Would you give the listing again exactly as written, minus its pictures?
Start of Data records
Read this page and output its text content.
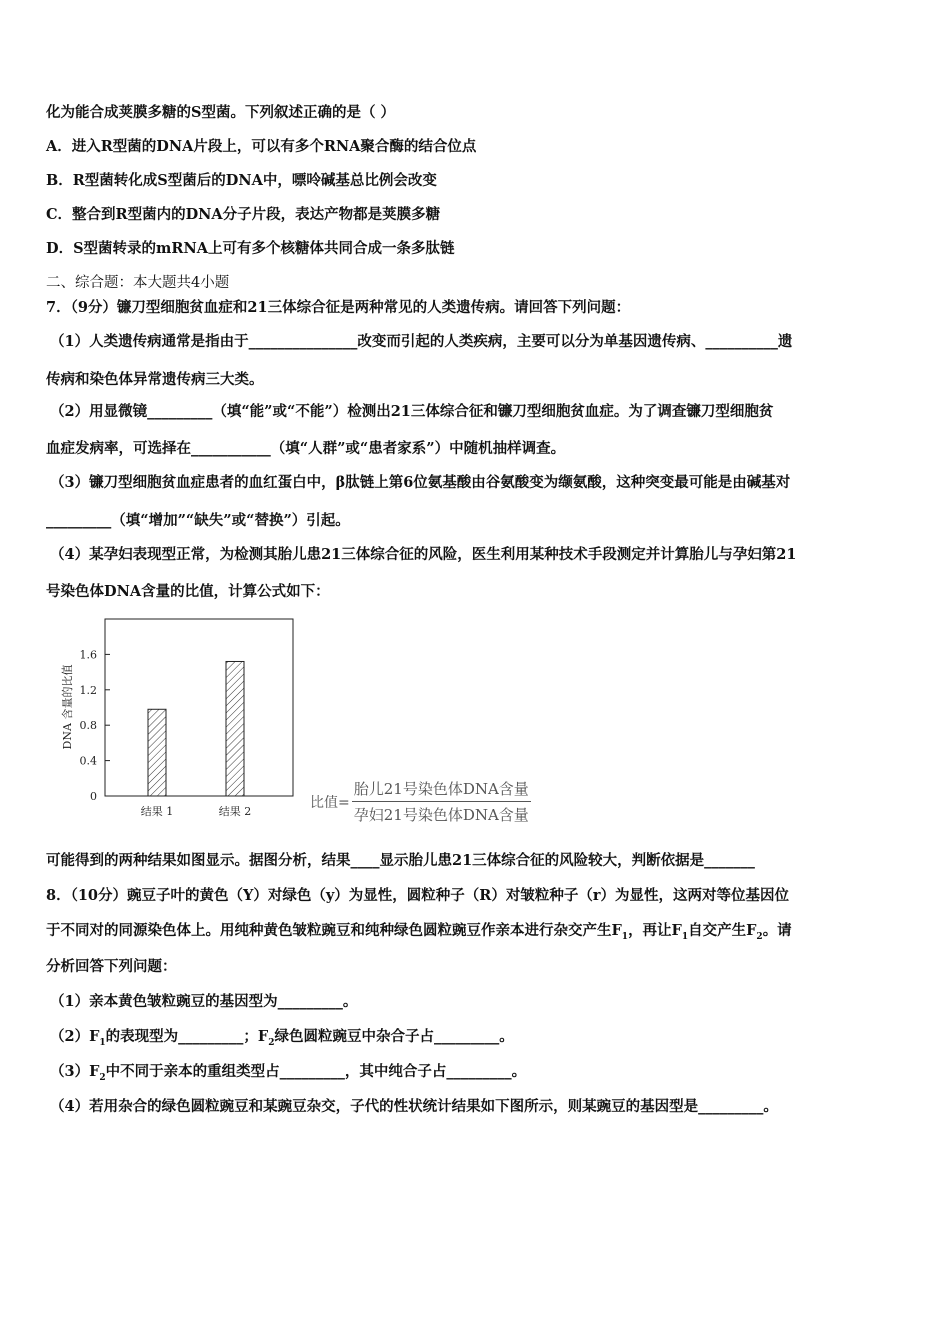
化为能合成荚膜多糖的S型菌。下列叙述正确的是（ ）
A．进入R型菌的DNA片段上，可以有多个RNA聚合酶的结合位点
B．R型菌转化成S型菌后的DNA中，嘌呤碱基总比例会改变
C．整合到R型菌内的DNA分子片段，表达产物都是荚膜多糖
D．S型菌转录的mRNA上可有多个核糖体共同合成一条多肽链
二、综合题：本大题共4小题
7．（9分）镰刀型细胞贫血症和21三体综合征是两种常见的人类遗传病。请回答下列问题：
（1）人类遗传病通常是指由于_______________改变而引起的人类疾病，主要可以分为单基因遗传病、__________遗
传病和染色体异常遗传病三大类。
（2）用显微镜_________（填“能”或“不能”）检测出21三体综合征和镰刀型细胞贫血症。为了调查镰刀型细胞贫
血症发病率，可选择在___________（填“人群”或“患者家系”）中随机抽样调查。
（3）镰刀型细胞贫血症患者的血红蛋白中，β肽链上第6位氨基酸由谷氨酸变为缬氨酸，这种突变最可能是由碱基对
_________（填“增加”“缺失”或“替换”）引起。
（4）某孕妇表现型正常，为检测其胎儿患21三体综合征的风险，医生利用某种技术手段测定并计算胎儿与孕妇第21
号染色体DNA含量的比值，计算公式如下：
0
0.4
0.8
1.2
1.6
结果 1	结果 2
DNA 含量的比值
比值= $\frac{\text{胎儿21号染色体DNA含量}}{\text{孕妇21号染色体DNA含量}}$
可能得到的两种结果如图显示。据图分析，结果____显示胎儿患21三体综合征的风险较大，判断依据是_______
8．（10分）豌豆子叶的黄色（Y）对绿色（y）为显性，圆粒种子（R）对皱粒种子（r）为显性，这两对等位基因位
于不同对的同源染色体上。用纯种黄色皱粒豌豆和纯种绿色圆粒豌豆作亲本进行杂交产生$F_1$，再让$F_1$自交产生$F_2$。请
分析回答下列问题：
（1）亲本黄色皱粒豌豆的基因型为_________。
$(2)F_1$的表现型为_________；$F_2$绿色圆粒豌豆中杂合子占_________。
$(3)F_2$中不同于亲本的重组类型占_________，其中纯合子占_________。
（4）若用杂合的绿色圆粒豌豆和某豌豆杂交，子代的性状统计结果如下图所示，则某豌豆的基因型是_________。
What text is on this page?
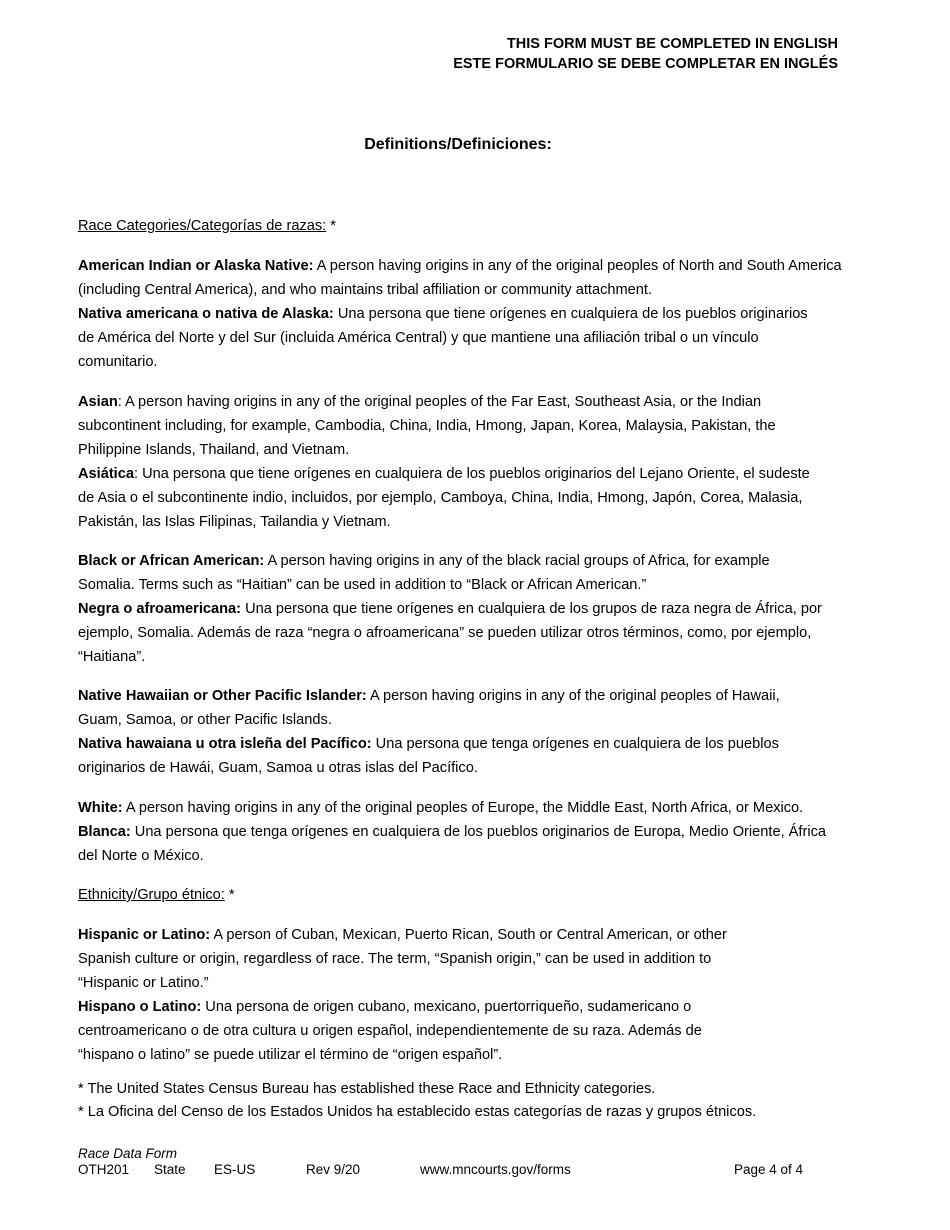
THIS FORM MUST BE COMPLETED IN ENGLISH
ESTE FORMULARIO SE DEBE COMPLETAR EN INGLÉS
Definitions/Definiciones:
Race Categories/Categorías de razas: *

American Indian or Alaska Native: A person having origins in any of the original peoples of North and South America (including Central America), and who maintains tribal affiliation or community attachment.

Nativa americana o nativa de Alaska: Una persona que tiene orígenes en cualquiera de los pueblos originarios de América del Norte y del Sur (incluida América Central) y que mantiene una afiliación tribal o un vínculo comunitario.

Asian: A person having origins in any of the original peoples of the Far East, Southeast Asia, or the Indian subcontinent including, for example, Cambodia, China, India, Hmong, Japan, Korea, Malaysia, Pakistan, the Philippine Islands, Thailand, and Vietnam.

Asiática: Una persona que tiene orígenes en cualquiera de los pueblos originarios del Lejano Oriente, el sudeste de Asia o el subcontinente indio, incluidos, por ejemplo, Camboya, China, India, Hmong, Japón, Corea, Malasia, Pakistán, las Islas Filipinas, Tailandia y Vietnam.

Black or African American: A person having origins in any of the black racial groups of Africa, for example Somalia. Terms such as “Haitian” can be used in addition to “Black or African American.”

Negra o afroamericana: Una persona que tiene orígenes en cualquiera de los grupos de raza negra de África, por ejemplo, Somalia. Además de raza “negra o afroamericana” se pueden utilizar otros términos, como, por ejemplo, “Haitiana”.

Native Hawaiian or Other Pacific Islander: A person having origins in any of the original peoples of Hawaii, Guam, Samoa, or other Pacific Islands.

Nativa hawaiana u otra isleña del Pacífico: Una persona que tenga orígenes en cualquiera de los pueblos originarios de Hawái, Guam, Samoa u otras islas del Pacífico.

White: A person having origins in any of the original peoples of Europe, the Middle East, North Africa, or Mexico.

Blanca: Una persona que tenga orígenes en cualquiera de los pueblos originarios de Europa, Medio Oriente, África del Norte o México.

Ethnicity/Grupo étnico: *

Hispanic or Latino: A person of Cuban, Mexican, Puerto Rican, South or Central American, or other Spanish culture or origin, regardless of race. The term, “Spanish origin,” can be used in addition to “Hispanic or Latino.”

Hispano o Latino: Una persona de origen cubano, mexicano, puertorriqueño, sudamericano o centroamericano o de otra cultura u origen español, independientemente de su raza. Además de “hispano o latino” se puede utilizar el término de “origen español”.

* The United States Census Bureau has established these Race and Ethnicity categories.

* La Oficina del Censo de los Estados Unidos ha establecido estas categorías de razas y grupos étnicos.

Race Data Form
OTH201 State ES-US	Rev 9/20	www.mncourts.gov/forms	Page 4 of 4
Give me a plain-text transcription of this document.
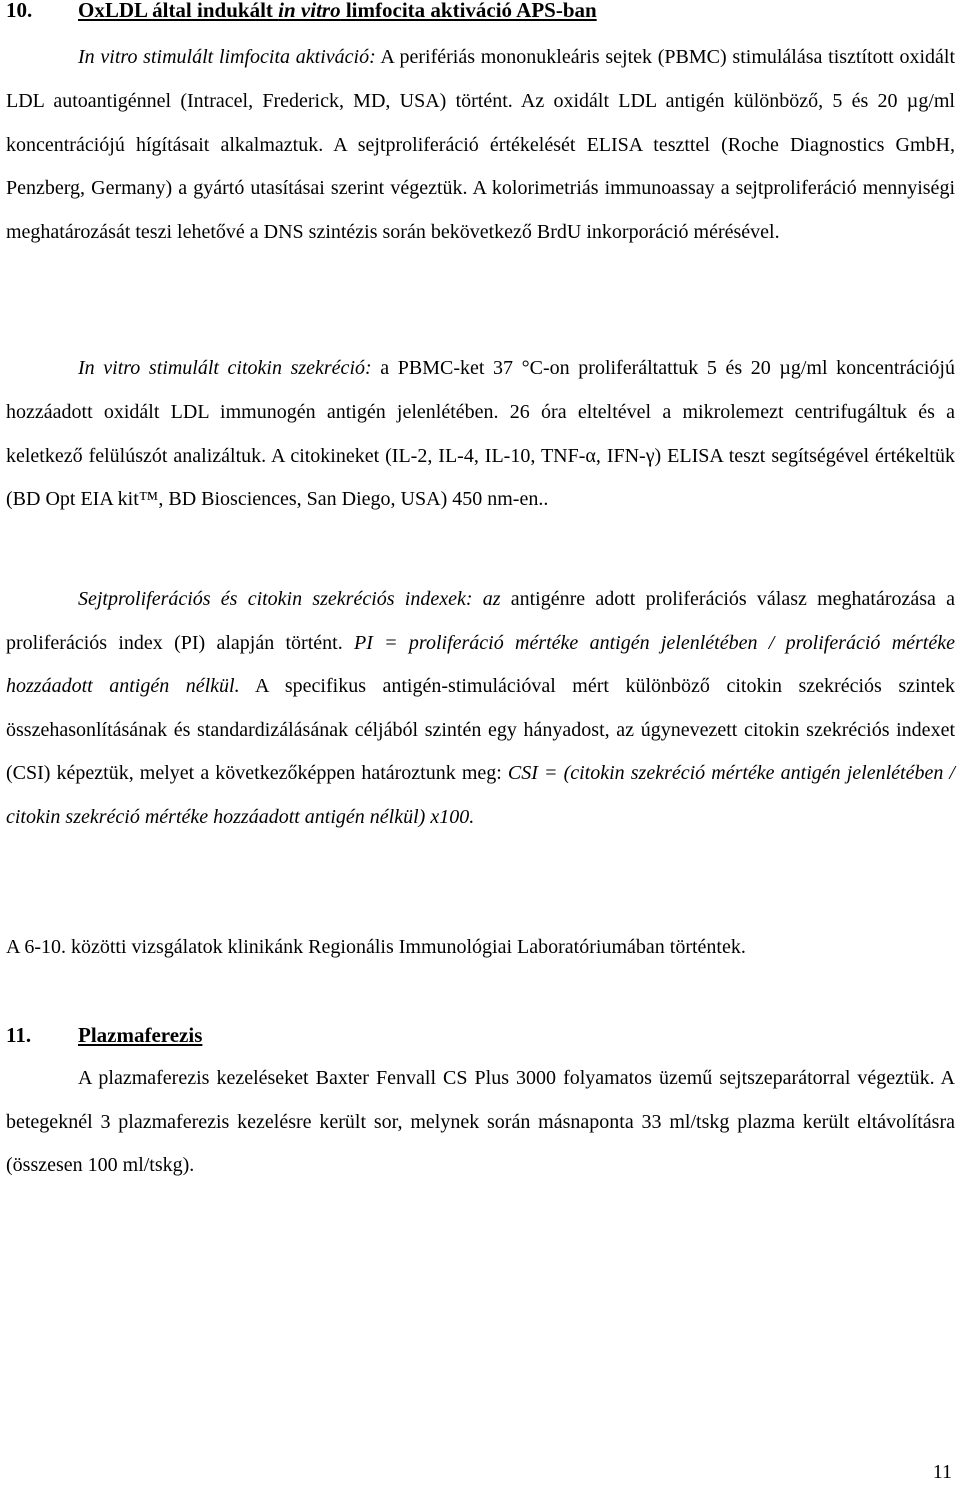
10. OxLDL által indukált in vitro limfocita aktiváció APS-ban

In vitro stimulált limfocita aktiváció: A perifériás mononukleáris sejtek (PBMC) stimulálása tisztított oxidált LDL autoantigénnel (Intracel, Frederick, MD, USA) történt. Az oxidált LDL antigén különböző, 5 és 20 µg/ml koncentrációjú hígításait alkalmaztuk. A sejtproliferáció értékelését ELISA teszttel (Roche Diagnostics GmbH, Penzberg, Germany) a gyártó utasításai szerint végeztük. A kolorimetriás immunoassay a sejtproliferáció mennyiségi meghatározását teszi lehetővé a DNS szintézis során bekövetkező BrdU inkorporáció mérésével.

In vitro stimulált citokin szekréció: a PBMC-ket 37 °C-on proliferáltattuk 5 és 20 µg/ml koncentrációjú hozzáadott oxidált LDL immunogén antigén jelenlétében. 26 óra elteltével a mikrolemezt centrifugáltuk és a keletkező felülúszót analizáltuk. A citokineket (IL-2, IL-4, IL-10, TNF-α, IFN-γ) ELISA teszt segítségével értékeltük (BD Opt EIA kit™, BD Biosciences, San Diego, USA) 450 nm-en..

Sejtproliferációs és citokin szekréciós indexek: az antigénre adott proliferációs válasz meghatározása a proliferációs index (PI) alapján történt. PI = proliferáció mértéke antigén jelenlétében / proliferáció mértéke hozzáadott antigén nélkül. A specifikus antigén-stimulációval mért különböző citokin szekréciós szintek összehasonlításának és standardizálásának céljából szintén egy hányadost, az úgynevezett citokin szekréciós indexet (CSI) képeztük, melyet a következőképpen határoztunk meg: CSI = (citokin szekréció mértéke antigén jelenlétében / citokin szekréció mértéke hozzáadott antigén nélkül) x100.

A 6-10. közötti vizsgálatok klinikánk Regionális Immunológiai Laboratóriumában történtek.

11. Plazmaferezis

A plazmaferezis kezeléseket Baxter Fenvall CS Plus 3000 folyamatos üzemű sejtszeparátorral végeztük. A betegeknél 3 plazmaferezis kezelésre került sor, melynek során másnaponta 33 ml/tskg plazma került eltávolításra (összesen 100 ml/tskg).

11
End of Data records
• **Exercise solution**
Read this page and output its text content.
化为能合成荚膜多糖的S型菌。下列叙述正确的是（ ）
A．进入R型菌的DNA片段上，可以有多个RNA聚合酶的结合位点
B．R型菌转化成S型菌后的DNA中，嘌呤碱基总比例会改变
C．整合到R型菌内的DNA分子片段，表达产物都是荚膜多糖
D．S型菌转录的mRNA上可有多个核糖体共同合成一条多肽链
二、综合题：本大题共4小题
7．（9分）镰刀型细胞贫血症和21三体综合征是两种常见的人类遗传病。请回答下列问题：
（1）人类遗传病通常是指由于_______________改变而引起的人类疾病，主要可以分为单基因遗传病、__________遗
传病和染色体异常遗传病三大类。
（2）用显微镜_________（填“能”或“不能”）检测出21三体综合征和镰刀型细胞贫血症。为了调查镰刀型细胞贫
血症发病率，可选择在___________（填“人群”或“患者家系”）中随机抽样调查。
（3）镰刀型细胞贫血症患者的血红蛋白中，β肽链上第6位氨基酸由谷氨酸变为缬氨酸，这种突变最可能是由碱基对
_________（填“增加”“缺失”或“替换”）引起。
（4）某孕妇表现型正常，为检测其胎儿患21三体综合征的风险，医生利用某种技术手段测定并计算胎儿与孕妇第21
号染色体DNA含量的比值，计算公式如下：
0
0.4
0.8
1.2
1.6
结果 1	结果 2
DNA 含量的比值
比值= $\frac{\text{胎儿21号染色体DNA含量}}{\text{孕妇21号染色体DNA含量}}$
可能得到的两种结果如图显示。据图分析，结果____显示胎儿患21三体综合征的风险较大，判断依据是_______
8．（10分）豌豆子叶的黄色（Y）对绿色（y）为显性，圆粒种子（R）对皱粒种子（r）为显性，这两对等位基因位
于不同对的同源染色体上。用纯种黄色皱粒豌豆和纯种绿色圆粒豌豆作亲本进行杂交产生$F_1$，再让$F_1$自交产生$F_2$。请
分析回答下列问题：
（1）亲本黄色皱粒豌豆的基因型为_________。
$(2)F_1$的表现型为_________；$F_2$绿色圆粒豌豆中杂合子占_________。
$(3)F_2$中不同于亲本的重组类型占_________，其中纯合子占_________。
（4）若用杂合的绿色圆粒豌豆和某豌豆杂交，子代的性状统计结果如下图所示，则某豌豆的基因型是_________。
What text is on this page?
THIS FORM MUST BE COMPLETED IN ENGLISH
ESTE FORMULARIO SE DEBE COMPLETAR EN INGLÉS
Definitions/Definiciones:
Race Categories/Categorías de razas: *

American Indian or Alaska Native: A person having origins in any of the original peoples of North and South America (including Central America), and who maintains tribal affiliation or community attachment.

Nativa americana o nativa de Alaska: Una persona que tiene orígenes en cualquiera de los pueblos originarios de América del Norte y del Sur (incluida América Central) y que mantiene una afiliación tribal o un vínculo comunitario.

Asian: A person having origins in any of the original peoples of the Far East, Southeast Asia, or the Indian subcontinent including, for example, Cambodia, China, India, Hmong, Japan, Korea, Malaysia, Pakistan, the Philippine Islands, Thailand, and Vietnam.

Asiática: Una persona que tiene orígenes en cualquiera de los pueblos originarios del Lejano Oriente, el sudeste de Asia o el subcontinente indio, incluidos, por ejemplo, Camboya, China, India, Hmong, Japón, Corea, Malasia, Pakistán, las Islas Filipinas, Tailandia y Vietnam.

Black or African American: A person having origins in any of the black racial groups of Africa, for example Somalia. Terms such as “Haitian” can be used in addition to “Black or African American.”

Negra o afroamericana: Una persona que tiene orígenes en cualquiera de los grupos de raza negra de África, por ejemplo, Somalia. Además de raza “negra o afroamericana” se pueden utilizar otros términos, como, por ejemplo, “Haitiana”.

Native Hawaiian or Other Pacific Islander: A person having origins in any of the original peoples of Hawaii, Guam, Samoa, or other Pacific Islands.

Nativa hawaiana u otra isleña del Pacífico: Una persona que tenga orígenes en cualquiera de los pueblos originarios de Hawái, Guam, Samoa u otras islas del Pacífico.

White: A person having origins in any of the original peoples of Europe, the Middle East, North Africa, or Mexico.

Blanca: Una persona que tenga orígenes en cualquiera de los pueblos originarios de Europa, Medio Oriente, África del Norte o México.

Ethnicity/Grupo étnico: *

Hispanic or Latino: A person of Cuban, Mexican, Puerto Rican, South or Central American, or other Spanish culture or origin, regardless of race. The term, “Spanish origin,” can be used in addition to “Hispanic or Latino.”

Hispano o Latino: Una persona de origen cubano, mexicano, puertorriqueño, sudamericano o centroamericano o de otra cultura u origen español, independientemente de su raza. Además de “hispano o latino” se puede utilizar el término de “origen español”.

* The United States Census Bureau has established these Race and Ethnicity categories.

* La Oficina del Censo de los Estados Unidos ha establecido estas categorías de razas y grupos étnicos.

Race Data Form
OTH201 State ES-US	Rev 9/20	www.mncourts.gov/forms	Page 4 of 4
Give me a plain-text transcription of this document.
10. OxLDL által indukált in vitro limfocita aktiváció APS-ban

In vitro stimulált limfocita aktiváció: A perifériás mononukleáris sejtek (PBMC) stimulálása tisztított oxidált LDL autoantigénnel (Intracel, Frederick, MD, USA) történt. Az oxidált LDL antigén különböző, 5 és 20 µg/ml koncentrációjú hígításait alkalmaztuk. A sejtproliferáció értékelését ELISA teszttel (Roche Diagnostics GmbH, Penzberg, Germany) a gyártó utasításai szerint végeztük. A kolorimetriás immunoassay a sejtproliferáció mennyiségi meghatározását teszi lehetővé a DNS szintézis során bekövetkező BrdU inkorporáció mérésével.

In vitro stimulált citokin szekréció: a PBMC-ket 37 °C-on proliferáltattuk 5 és 20 µg/ml koncentrációjú hozzáadott oxidált LDL immunogén antigén jelenlétében. 26 óra elteltével a mikrolemezt centrifugáltuk és a keletkező felülúszót analizáltuk. A citokineket (IL-2, IL-4, IL-10, TNF-α, IFN-γ) ELISA teszt segítségével értékeltük (BD Opt EIA kit™, BD Biosciences, San Diego, USA) 450 nm-en..

Sejtproliferációs és citokin szekréciós indexek: az antigénre adott proliferációs válasz meghatározása a proliferációs index (PI) alapján történt. PI = proliferáció mértéke antigén jelenlétében / proliferáció mértéke hozzáadott antigén nélkül. A specifikus antigén-stimulációval mért különböző citokin szekréciós szintek összehasonlításának és standardizálásának céljából szintén egy hányadost, az úgynevezett citokin szekréciós indexet (CSI) képeztük, melyet a következőképpen határoztunk meg: CSI = (citokin szekréció mértéke antigén jelenlétében / citokin szekréció mértéke hozzáadott antigén nélkül) x100.

A 6-10. közötti vizsgálatok klinikánk Regionális Immunológiai Laboratóriumában történtek.

11. Plazmaferezis

A plazmaferezis kezeléseket Baxter Fenvall CS Plus 3000 folyamatos üzemű sejtszeparátorral végeztük. A betegeknél 3 plazmaferezis kezelésre került sor, melynek során másnaponta 33 ml/tskg plazma került eltávolításra (összesen 100 ml/tskg).

11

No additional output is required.